§ **THE TASK**
Reproduce each line of the material exactly, minus any picture.

Items from a dataset:
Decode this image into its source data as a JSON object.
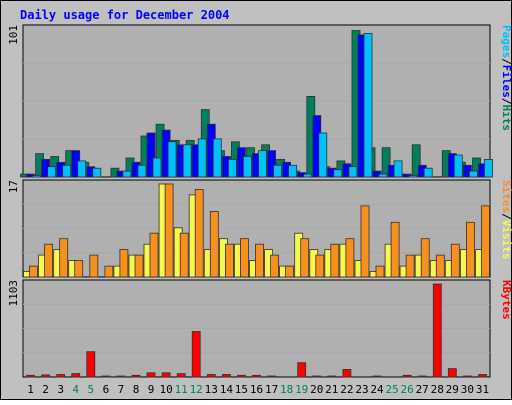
{
  "chart_data": {
    "type": "bar",
    "title": "Daily usage for December 2004",
    "categories": [
      "1",
      "2",
      "3",
      "4",
      "5",
      "6",
      "7",
      "8",
      "9",
      "10",
      "11",
      "12",
      "13",
      "14",
      "15",
      "16",
      "17",
      "18",
      "19",
      "20",
      "21",
      "22",
      "23",
      "24",
      "25",
      "26",
      "27",
      "28",
      "29",
      "30",
      "31"
    ],
    "weekend_days": [
      "4",
      "5",
      "11",
      "12",
      "18",
      "19",
      "25",
      "26"
    ],
    "panels": [
      {
        "id": "hits-files-pages",
        "ymax_label": "101",
        "ymax": 101,
        "legend": [
          "Pages",
          "/",
          "Files",
          "/",
          "Hits"
        ],
        "series": [
          {
            "name": "Hits",
            "color": "#00805c",
            "values": [
              2,
              16,
              14,
              18,
              10,
              0,
              6,
              13,
              28,
              36,
              25,
              25,
              46,
              18,
              24,
              20,
              22,
              12,
              4,
              55,
              7,
              11,
              100,
              20,
              20,
              2,
              22,
              0,
              18,
              10,
              13
            ]
          },
          {
            "name": "Files",
            "color": "#0000ff",
            "values": [
              2,
              12,
              10,
              18,
              7,
              0,
              4,
              10,
              30,
              32,
              22,
              22,
              36,
              14,
              20,
              16,
              18,
              10,
              3,
              42,
              6,
              9,
              97,
              4,
              8,
              2,
              8,
              0,
              16,
              8,
              9
            ]
          },
          {
            "name": "Pages",
            "color": "#00c0ff",
            "values": [
              1,
              7,
              8,
              11,
              6,
              0,
              4,
              8,
              13,
              24,
              22,
              26,
              26,
              12,
              14,
              18,
              8,
              8,
              2,
              30,
              5,
              7,
              98,
              2,
              11,
              1,
              6,
              0,
              15,
              4,
              12
            ]
          }
        ]
      },
      {
        "id": "visits-sites",
        "ymax_label": "17",
        "ymax": 17,
        "legend": [
          "Sites",
          "/",
          "Visits"
        ],
        "series": [
          {
            "name": "Visits",
            "color": "#f8f84c",
            "values": [
              1,
              4,
              5,
              3,
              0,
              0,
              2,
              4,
              6,
              17,
              9,
              15,
              5,
              7,
              6,
              3,
              5,
              2,
              8,
              5,
              5,
              6,
              3,
              1,
              6,
              2,
              4,
              3,
              3,
              5,
              5
            ]
          },
          {
            "name": "Sites",
            "color": "#f89020",
            "values": [
              2,
              6,
              7,
              3,
              4,
              2,
              5,
              4,
              8,
              17,
              8,
              16,
              12,
              6,
              7,
              6,
              4,
              2,
              7,
              4,
              6,
              7,
              13,
              2,
              10,
              4,
              7,
              4,
              6,
              10,
              13
            ]
          }
        ]
      },
      {
        "id": "kbytes",
        "ymax_label": "1103",
        "ymax": 1103,
        "legend": [
          "KBytes"
        ],
        "series": [
          {
            "name": "KBytes",
            "color": "#ff0000",
            "values": [
              20,
              25,
              30,
              40,
              300,
              10,
              10,
              20,
              50,
              50,
              40,
              540,
              30,
              30,
              20,
              20,
              10,
              0,
              170,
              10,
              10,
              90,
              0,
              10,
              0,
              20,
              10,
              1103,
              100,
              10,
              30
            ]
          }
        ]
      }
    ]
  },
  "colors": {
    "background": "#c0c0c0",
    "plot_area": "#b0b0b0",
    "title": "#0000ff",
    "weekday_label": "#000000",
    "weekend_label": "#00805c",
    "hits": "#00805c",
    "files": "#0000ff",
    "pages": "#00c0ff",
    "visits": "#f8f84c",
    "sites": "#f89020",
    "kbytes": "#ff0000"
  }
}
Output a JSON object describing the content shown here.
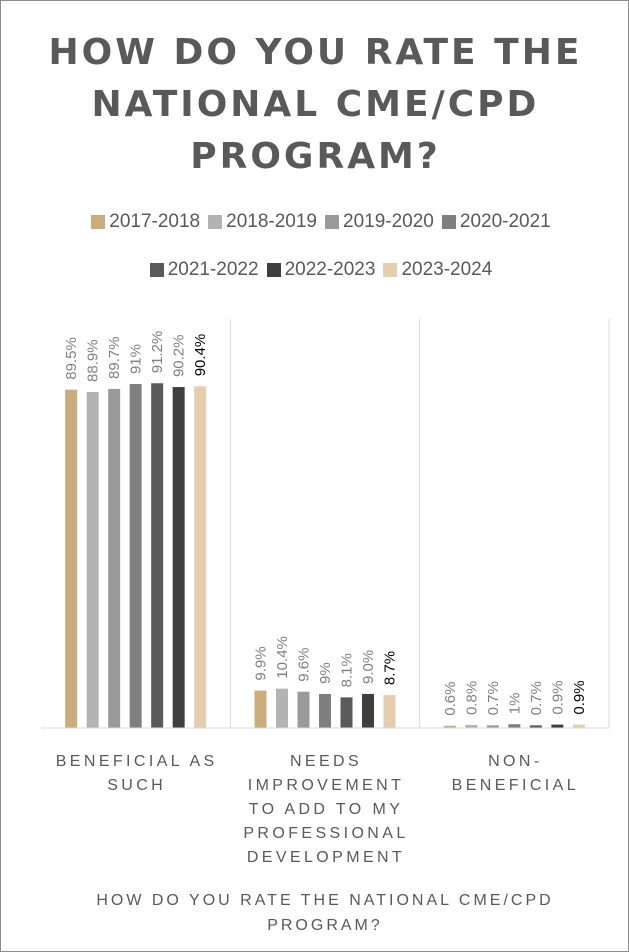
{
  "chart_data": {
    "type": "bar",
    "title": "HOW DO YOU RATE THE NATIONAL CME/CPD PROGRAM?",
    "xlabel": "HOW DO YOU RATE THE NATIONAL CME/CPD PROGRAM?",
    "ylabel": "",
    "ylim": [
      0,
      100
    ],
    "grid": false,
    "legend_position": "top",
    "categories": [
      [
        "BENEFICIAL AS",
        "SUCH"
      ],
      [
        "NEEDS",
        "IMPROVEMENT",
        "TO ADD TO MY",
        "PROFESSIONAL",
        "DEVELOPMENT"
      ],
      [
        "NON-",
        "BENEFICIAL"
      ]
    ],
    "series": [
      {
        "name": "2017-2018",
        "color": "#c9ad7f",
        "values": [
          89.5,
          9.9,
          0.6
        ],
        "labels": [
          "89.5%",
          "9.9%",
          "0.6%"
        ]
      },
      {
        "name": "2018-2019",
        "color": "#b3b3b3",
        "values": [
          88.9,
          10.4,
          0.8
        ],
        "labels": [
          "88.9%",
          "10.4%",
          "0.8%"
        ]
      },
      {
        "name": "2019-2020",
        "color": "#9a9a9a",
        "values": [
          89.7,
          9.6,
          0.7
        ],
        "labels": [
          "89.7%",
          "9.6%",
          "0.7%"
        ]
      },
      {
        "name": "2020-2021",
        "color": "#7f7f7f",
        "values": [
          91,
          9,
          1
        ],
        "labels": [
          "91%",
          "9%",
          "1%"
        ]
      },
      {
        "name": "2021-2022",
        "color": "#5a5a5a",
        "values": [
          91.2,
          8.1,
          0.7
        ],
        "labels": [
          "91.2%",
          "8.1%",
          "0.7%"
        ]
      },
      {
        "name": "2022-2023",
        "color": "#3f3f3f",
        "values": [
          90.2,
          9.0,
          0.9
        ],
        "labels": [
          "90.2%",
          "9.0%",
          "0.9%"
        ]
      },
      {
        "name": "2023-2024",
        "color": "#e3cfb0",
        "values": [
          90.4,
          8.7,
          0.9
        ],
        "labels": [
          "90.4%",
          "8.7%",
          "0.9%"
        ],
        "highlight": true
      }
    ]
  }
}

§ **FINAL RESULT**
Decode this image into its source data as a JSON object.
{
  "chart_data": {
    "type": "bar",
    "title": "Daily usage for December 2004",
    "categories": [
      "1",
      "2",
      "3",
      "4",
      "5",
      "6",
      "7",
      "8",
      "9",
      "10",
      "11",
      "12",
      "13",
      "14",
      "15",
      "16",
      "17",
      "18",
      "19",
      "20",
      "21",
      "22",
      "23",
      "24",
      "25",
      "26",
      "27",
      "28",
      "29",
      "30",
      "31"
    ],
    "weekend_days": [
      "4",
      "5",
      "11",
      "12",
      "18",
      "19",
      "25",
      "26"
    ],
    "panels": [
      {
        "id": "hits-files-pages",
        "ymax_label": "101",
        "ymax": 101,
        "legend": [
          "Pages",
          "/",
          "Files",
          "/",
          "Hits"
        ],
        "series": [
          {
            "name": "Hits",
            "color": "#00805c",
            "values": [
              2,
              16,
              14,
              18,
              10,
              0,
              6,
              13,
              28,
              36,
              25,
              25,
              46,
              18,
              24,
              20,
              22,
              12,
              4,
              55,
              7,
              11,
              100,
              20,
              20,
              2,
              22,
              0,
              18,
              10,
              13
            ]
          },
          {
            "name": "Files",
            "color": "#0000ff",
            "values": [
              2,
              12,
              10,
              18,
              7,
              0,
              4,
              10,
              30,
              32,
              22,
              22,
              36,
              14,
              20,
              16,
              18,
              10,
              3,
              42,
              6,
              9,
              97,
              4,
              8,
              2,
              8,
              0,
              16,
              8,
              9
            ]
          },
          {
            "name": "Pages",
            "color": "#00c0ff",
            "values": [
              1,
              7,
              8,
              11,
              6,
              0,
              4,
              8,
              13,
              24,
              22,
              26,
              26,
              12,
              14,
              18,
              8,
              8,
              2,
              30,
              5,
              7,
              98,
              2,
              11,
              1,
              6,
              0,
              15,
              4,
              12
            ]
          }
        ]
      },
      {
        "id": "visits-sites",
        "ymax_label": "17",
        "ymax": 17,
        "legend": [
          "Sites",
          "/",
          "Visits"
        ],
        "series": [
          {
            "name": "Visits",
            "color": "#f8f84c",
            "values": [
              1,
              4,
              5,
              3,
              0,
              0,
              2,
              4,
              6,
              17,
              9,
              15,
              5,
              7,
              6,
              3,
              5,
              2,
              8,
              5,
              5,
              6,
              3,
              1,
              6,
              2,
              4,
              3,
              3,
              5,
              5
            ]
          },
          {
            "name": "Sites",
            "color": "#f89020",
            "values": [
              2,
              6,
              7,
              3,
              4,
              2,
              5,
              4,
              8,
              17,
              8,
              16,
              12,
              6,
              7,
              6,
              4,
              2,
              7,
              4,
              6,
              7,
              13,
              2,
              10,
              4,
              7,
              4,
              6,
              10,
              13
            ]
          }
        ]
      },
      {
        "id": "kbytes",
        "ymax_label": "1103",
        "ymax": 1103,
        "legend": [
          "KBytes"
        ],
        "series": [
          {
            "name": "KBytes",
            "color": "#ff0000",
            "values": [
              20,
              25,
              30,
              40,
              300,
              10,
              10,
              20,
              50,
              50,
              40,
              540,
              30,
              30,
              20,
              20,
              10,
              0,
              170,
              10,
              10,
              90,
              0,
              10,
              0,
              20,
              10,
              1103,
              100,
              10,
              30
            ]
          }
        ]
      }
    ]
  },
  "colors": {
    "background": "#c0c0c0",
    "plot_area": "#b0b0b0",
    "title": "#0000ff",
    "weekday_label": "#000000",
    "weekend_label": "#00805c",
    "hits": "#00805c",
    "files": "#0000ff",
    "pages": "#00c0ff",
    "visits": "#f8f84c",
    "sites": "#f89020",
    "kbytes": "#ff0000"
  }
}
Output a JSON object describing the content shown here.
{
  "chart_data": {
    "type": "bar",
    "title": "HOW DO YOU RATE THE NATIONAL CME/CPD PROGRAM?",
    "xlabel": "HOW DO YOU RATE THE NATIONAL CME/CPD PROGRAM?",
    "ylabel": "",
    "ylim": [
      0,
      100
    ],
    "grid": false,
    "legend_position": "top",
    "categories": [
      [
        "BENEFICIAL AS",
        "SUCH"
      ],
      [
        "NEEDS",
        "IMPROVEMENT",
        "TO ADD TO MY",
        "PROFESSIONAL",
        "DEVELOPMENT"
      ],
      [
        "NON-",
        "BENEFICIAL"
      ]
    ],
    "series": [
      {
        "name": "2017-2018",
        "color": "#c9ad7f",
        "values": [
          89.5,
          9.9,
          0.6
        ],
        "labels": [
          "89.5%",
          "9.9%",
          "0.6%"
        ]
      },
      {
        "name": "2018-2019",
        "color": "#b3b3b3",
        "values": [
          88.9,
          10.4,
          0.8
        ],
        "labels": [
          "88.9%",
          "10.4%",
          "0.8%"
        ]
      },
      {
        "name": "2019-2020",
        "color": "#9a9a9a",
        "values": [
          89.7,
          9.6,
          0.7
        ],
        "labels": [
          "89.7%",
          "9.6%",
          "0.7%"
        ]
      },
      {
        "name": "2020-2021",
        "color": "#7f7f7f",
        "values": [
          91,
          9,
          1
        ],
        "labels": [
          "91%",
          "9%",
          "1%"
        ]
      },
      {
        "name": "2021-2022",
        "color": "#5a5a5a",
        "values": [
          91.2,
          8.1,
          0.7
        ],
        "labels": [
          "91.2%",
          "8.1%",
          "0.7%"
        ]
      },
      {
        "name": "2022-2023",
        "color": "#3f3f3f",
        "values": [
          90.2,
          9.0,
          0.9
        ],
        "labels": [
          "90.2%",
          "9.0%",
          "0.9%"
        ]
      },
      {
        "name": "2023-2024",
        "color": "#e3cfb0",
        "values": [
          90.4,
          8.7,
          0.9
        ],
        "labels": [
          "90.4%",
          "8.7%",
          "0.9%"
        ],
        "highlight": true
      }
    ]
  }
}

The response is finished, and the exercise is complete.